[Records from a collection]
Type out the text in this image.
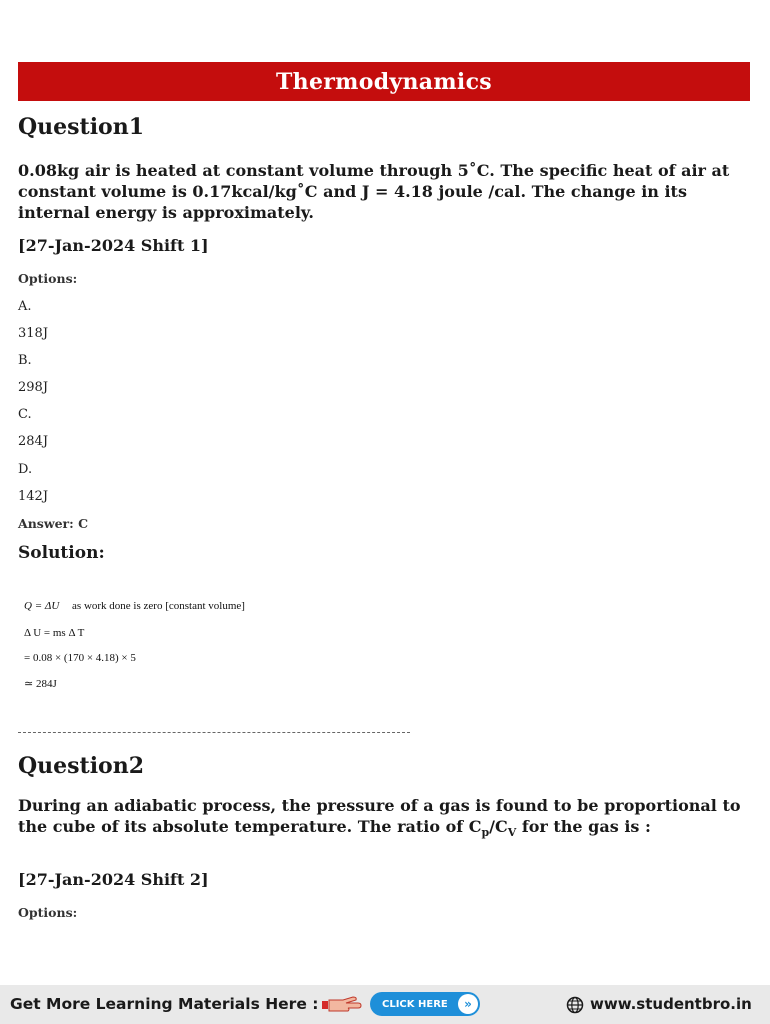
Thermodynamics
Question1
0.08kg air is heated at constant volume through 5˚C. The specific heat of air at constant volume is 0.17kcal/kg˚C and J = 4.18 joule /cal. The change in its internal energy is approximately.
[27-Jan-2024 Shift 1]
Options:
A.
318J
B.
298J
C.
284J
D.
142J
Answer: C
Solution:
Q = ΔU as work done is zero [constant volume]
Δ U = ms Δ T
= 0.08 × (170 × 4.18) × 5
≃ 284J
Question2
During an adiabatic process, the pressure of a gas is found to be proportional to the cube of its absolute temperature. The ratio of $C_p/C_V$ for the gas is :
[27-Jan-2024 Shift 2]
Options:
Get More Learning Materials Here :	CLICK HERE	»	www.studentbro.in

## Written instruction
Transcribe all entries above exactly. Drop the pictures.

## Exercise answer
Type out the text in this image.
Thermodynamics
Question1
0.08kg air is heated at constant volume through 5˚C. The specific heat of air at constant volume is 0.17kcal/kg˚C and J = 4.18 joule /cal. The change in its internal energy is approximately.
[27-Jan-2024 Shift 1]
Options:
A.
318J
B.
298J
C.
284J
D.
142J
Answer: C
Solution:
Q = ΔU as work done is zero [constant volume]
Δ U = ms Δ T
= 0.08 × (170 × 4.18) × 5
≃ 284J
Question2
During an adiabatic process, the pressure of a gas is found to be proportional to the cube of its absolute temperature. The ratio of $C_p/C_V$ for the gas is :
[27-Jan-2024 Shift 2]
Options:
Get More Learning Materials Here :	CLICK HERE	»	www.studentbro.in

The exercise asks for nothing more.